── Records to process

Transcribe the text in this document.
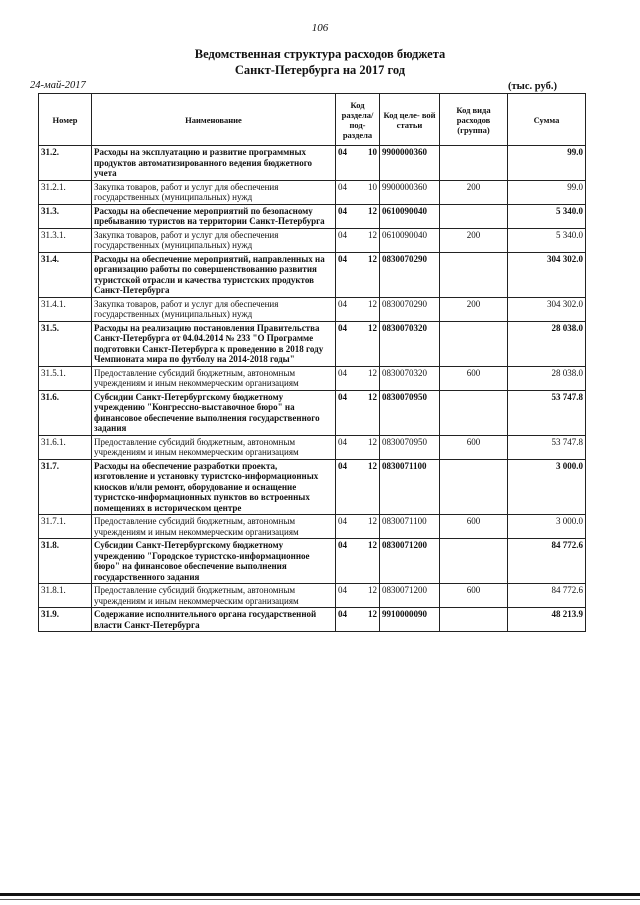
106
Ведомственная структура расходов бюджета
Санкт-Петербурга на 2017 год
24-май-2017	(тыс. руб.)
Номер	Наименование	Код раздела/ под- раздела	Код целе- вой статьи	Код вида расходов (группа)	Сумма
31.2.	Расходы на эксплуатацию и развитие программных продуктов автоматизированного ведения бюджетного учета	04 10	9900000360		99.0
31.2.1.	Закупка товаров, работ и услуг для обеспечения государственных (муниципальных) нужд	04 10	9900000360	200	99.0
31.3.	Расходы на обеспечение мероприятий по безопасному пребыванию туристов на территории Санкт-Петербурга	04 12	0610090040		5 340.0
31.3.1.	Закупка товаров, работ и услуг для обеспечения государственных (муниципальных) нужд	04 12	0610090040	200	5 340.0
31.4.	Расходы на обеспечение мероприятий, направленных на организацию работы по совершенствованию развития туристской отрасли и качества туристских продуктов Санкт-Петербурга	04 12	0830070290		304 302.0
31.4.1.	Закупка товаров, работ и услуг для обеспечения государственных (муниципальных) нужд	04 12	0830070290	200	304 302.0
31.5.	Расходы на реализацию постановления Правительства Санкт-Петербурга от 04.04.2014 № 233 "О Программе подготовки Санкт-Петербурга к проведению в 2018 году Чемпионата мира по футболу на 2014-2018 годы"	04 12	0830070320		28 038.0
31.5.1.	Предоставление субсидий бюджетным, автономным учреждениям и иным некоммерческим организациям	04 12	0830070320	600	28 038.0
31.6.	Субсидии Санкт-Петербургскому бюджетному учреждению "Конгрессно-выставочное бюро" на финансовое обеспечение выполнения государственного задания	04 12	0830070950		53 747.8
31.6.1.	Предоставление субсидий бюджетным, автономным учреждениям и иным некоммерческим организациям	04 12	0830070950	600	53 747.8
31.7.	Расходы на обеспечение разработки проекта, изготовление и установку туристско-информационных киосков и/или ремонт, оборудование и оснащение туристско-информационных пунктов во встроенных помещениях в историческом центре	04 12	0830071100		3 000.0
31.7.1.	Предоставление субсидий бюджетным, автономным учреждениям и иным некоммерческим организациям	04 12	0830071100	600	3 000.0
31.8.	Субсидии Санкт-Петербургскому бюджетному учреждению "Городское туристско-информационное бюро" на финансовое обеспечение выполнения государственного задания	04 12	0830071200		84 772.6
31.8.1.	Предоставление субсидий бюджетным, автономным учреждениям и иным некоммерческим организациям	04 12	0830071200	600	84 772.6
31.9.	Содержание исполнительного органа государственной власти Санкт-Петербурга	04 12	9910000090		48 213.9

────

*Stated task*: Look through the records and count each line that holds "финансовое". Write only the total.

*Complete output*: 2